**What is expected**
Copy all lines below exactly as written. Leave pictures out.

Entries taken from a collection:
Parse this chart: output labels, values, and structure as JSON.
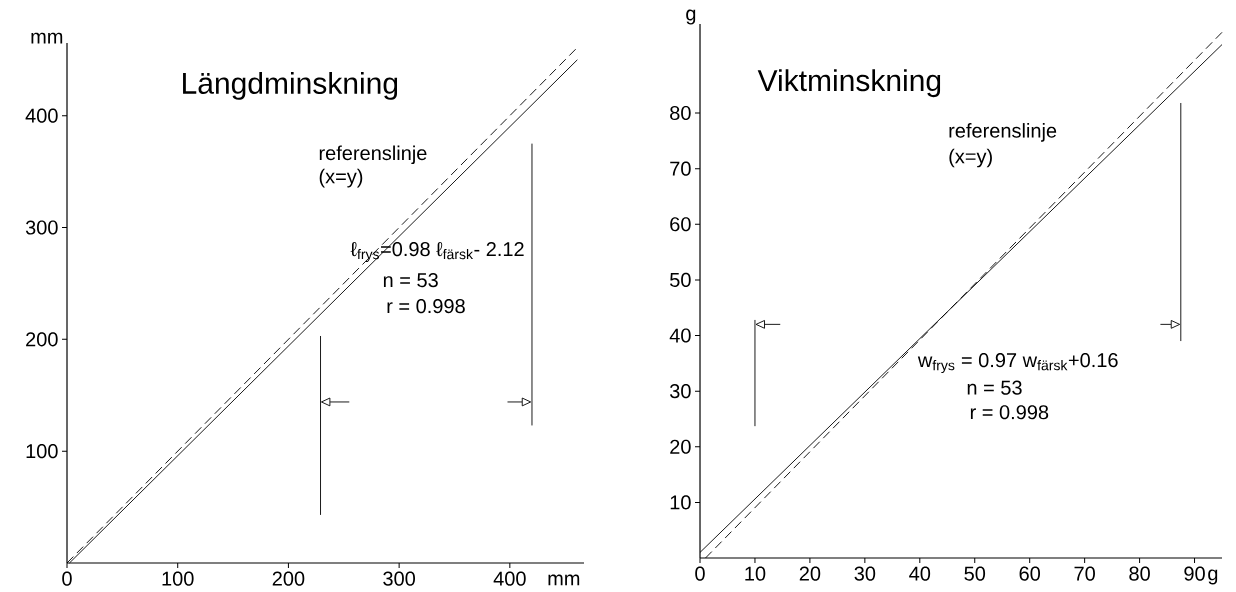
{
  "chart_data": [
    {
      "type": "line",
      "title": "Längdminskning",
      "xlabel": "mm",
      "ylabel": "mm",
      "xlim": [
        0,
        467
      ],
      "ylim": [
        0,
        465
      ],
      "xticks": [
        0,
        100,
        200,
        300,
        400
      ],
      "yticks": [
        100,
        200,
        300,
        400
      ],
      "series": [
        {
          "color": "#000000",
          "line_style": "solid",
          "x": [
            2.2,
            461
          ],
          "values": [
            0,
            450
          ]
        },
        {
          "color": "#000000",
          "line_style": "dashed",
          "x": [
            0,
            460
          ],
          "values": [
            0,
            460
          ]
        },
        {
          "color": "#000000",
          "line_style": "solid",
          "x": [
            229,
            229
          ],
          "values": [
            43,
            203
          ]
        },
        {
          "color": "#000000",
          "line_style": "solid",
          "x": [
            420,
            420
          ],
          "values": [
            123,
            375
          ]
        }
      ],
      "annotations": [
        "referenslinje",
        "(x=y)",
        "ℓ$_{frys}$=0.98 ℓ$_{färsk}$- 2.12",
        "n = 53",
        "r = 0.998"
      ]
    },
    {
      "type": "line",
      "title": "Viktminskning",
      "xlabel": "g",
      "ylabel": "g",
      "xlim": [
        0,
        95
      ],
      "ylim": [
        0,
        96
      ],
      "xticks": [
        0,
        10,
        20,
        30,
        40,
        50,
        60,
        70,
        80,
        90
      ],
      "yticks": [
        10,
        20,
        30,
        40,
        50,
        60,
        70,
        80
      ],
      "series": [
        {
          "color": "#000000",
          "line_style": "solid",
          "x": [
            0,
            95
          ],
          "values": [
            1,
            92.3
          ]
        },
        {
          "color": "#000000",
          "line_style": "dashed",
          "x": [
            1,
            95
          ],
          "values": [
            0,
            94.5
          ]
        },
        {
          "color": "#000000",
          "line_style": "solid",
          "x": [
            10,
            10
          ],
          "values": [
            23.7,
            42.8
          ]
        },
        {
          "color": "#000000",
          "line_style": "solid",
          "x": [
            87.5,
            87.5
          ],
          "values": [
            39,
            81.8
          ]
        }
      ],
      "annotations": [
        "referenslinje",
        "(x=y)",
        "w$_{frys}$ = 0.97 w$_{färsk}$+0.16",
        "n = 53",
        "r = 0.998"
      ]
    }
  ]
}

**Final answer**
Parse this chart: output labels, values, and structure as JSON.
{
  "chart_data": [
    {
      "type": "line",
      "title": "Längdminskning",
      "xlabel": "mm",
      "ylabel": "mm",
      "xlim": [
        0,
        467
      ],
      "ylim": [
        0,
        465
      ],
      "xticks": [
        0,
        100,
        200,
        300,
        400
      ],
      "yticks": [
        100,
        200,
        300,
        400
      ],
      "series": [
        {
          "color": "#000000",
          "line_style": "solid",
          "x": [
            2.2,
            461
          ],
          "values": [
            0,
            450
          ]
        },
        {
          "color": "#000000",
          "line_style": "dashed",
          "x": [
            0,
            460
          ],
          "values": [
            0,
            460
          ]
        },
        {
          "color": "#000000",
          "line_style": "solid",
          "x": [
            229,
            229
          ],
          "values": [
            43,
            203
          ]
        },
        {
          "color": "#000000",
          "line_style": "solid",
          "x": [
            420,
            420
          ],
          "values": [
            123,
            375
          ]
        }
      ],
      "annotations": [
        "referenslinje",
        "(x=y)",
        "ℓ$_{frys}$=0.98 ℓ$_{färsk}$- 2.12",
        "n = 53",
        "r = 0.998"
      ]
    },
    {
      "type": "line",
      "title": "Viktminskning",
      "xlabel": "g",
      "ylabel": "g",
      "xlim": [
        0,
        95
      ],
      "ylim": [
        0,
        96
      ],
      "xticks": [
        0,
        10,
        20,
        30,
        40,
        50,
        60,
        70,
        80,
        90
      ],
      "yticks": [
        10,
        20,
        30,
        40,
        50,
        60,
        70,
        80
      ],
      "series": [
        {
          "color": "#000000",
          "line_style": "solid",
          "x": [
            0,
            95
          ],
          "values": [
            1,
            92.3
          ]
        },
        {
          "color": "#000000",
          "line_style": "dashed",
          "x": [
            1,
            95
          ],
          "values": [
            0,
            94.5
          ]
        },
        {
          "color": "#000000",
          "line_style": "solid",
          "x": [
            10,
            10
          ],
          "values": [
            23.7,
            42.8
          ]
        },
        {
          "color": "#000000",
          "line_style": "solid",
          "x": [
            87.5,
            87.5
          ],
          "values": [
            39,
            81.8
          ]
        }
      ],
      "annotations": [
        "referenslinje",
        "(x=y)",
        "w$_{frys}$ = 0.97 w$_{färsk}$+0.16",
        "n = 53",
        "r = 0.998"
      ]
    }
  ]
}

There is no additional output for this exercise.